▸ Instruction
Show each line of the material below that contains the string "LSTM".

— START Source records —

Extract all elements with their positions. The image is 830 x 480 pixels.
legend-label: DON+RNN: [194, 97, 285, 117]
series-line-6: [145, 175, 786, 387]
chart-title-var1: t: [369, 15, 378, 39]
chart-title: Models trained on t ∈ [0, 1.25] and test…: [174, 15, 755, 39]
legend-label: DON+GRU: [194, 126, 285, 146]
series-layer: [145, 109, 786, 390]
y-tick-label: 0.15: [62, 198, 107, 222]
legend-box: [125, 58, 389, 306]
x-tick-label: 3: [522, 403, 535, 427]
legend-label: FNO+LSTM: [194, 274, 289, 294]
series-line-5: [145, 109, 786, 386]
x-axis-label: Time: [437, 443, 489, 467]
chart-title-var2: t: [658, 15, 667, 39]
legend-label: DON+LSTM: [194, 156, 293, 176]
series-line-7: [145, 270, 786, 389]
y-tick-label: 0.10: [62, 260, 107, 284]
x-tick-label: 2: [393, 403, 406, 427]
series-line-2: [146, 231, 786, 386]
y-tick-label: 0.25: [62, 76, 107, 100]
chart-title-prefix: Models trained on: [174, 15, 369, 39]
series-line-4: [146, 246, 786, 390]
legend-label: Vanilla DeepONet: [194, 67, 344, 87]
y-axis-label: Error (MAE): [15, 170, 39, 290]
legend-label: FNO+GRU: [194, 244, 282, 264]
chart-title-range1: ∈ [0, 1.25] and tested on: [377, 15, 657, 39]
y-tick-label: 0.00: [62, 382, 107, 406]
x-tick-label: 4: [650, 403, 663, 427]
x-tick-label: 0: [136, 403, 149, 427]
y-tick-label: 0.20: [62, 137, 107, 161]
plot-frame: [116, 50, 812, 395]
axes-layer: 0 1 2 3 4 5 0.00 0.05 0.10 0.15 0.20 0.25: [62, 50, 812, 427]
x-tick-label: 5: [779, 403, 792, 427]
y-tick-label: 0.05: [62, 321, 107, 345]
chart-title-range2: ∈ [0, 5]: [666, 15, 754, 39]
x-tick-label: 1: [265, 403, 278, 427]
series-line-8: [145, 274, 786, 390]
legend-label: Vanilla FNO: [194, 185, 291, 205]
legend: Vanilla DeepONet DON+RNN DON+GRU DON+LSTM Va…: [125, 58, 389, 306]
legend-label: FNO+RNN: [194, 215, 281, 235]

— END Source records —

▸ Result
legend-label: FNO+LSTM: [194, 274, 289, 294]
legend-label: DON+LSTM: [194, 156, 293, 176]
legend: Vanilla DeepONet DON+RNN DON+GRU DON+LSTM Va…: [125, 58, 389, 306]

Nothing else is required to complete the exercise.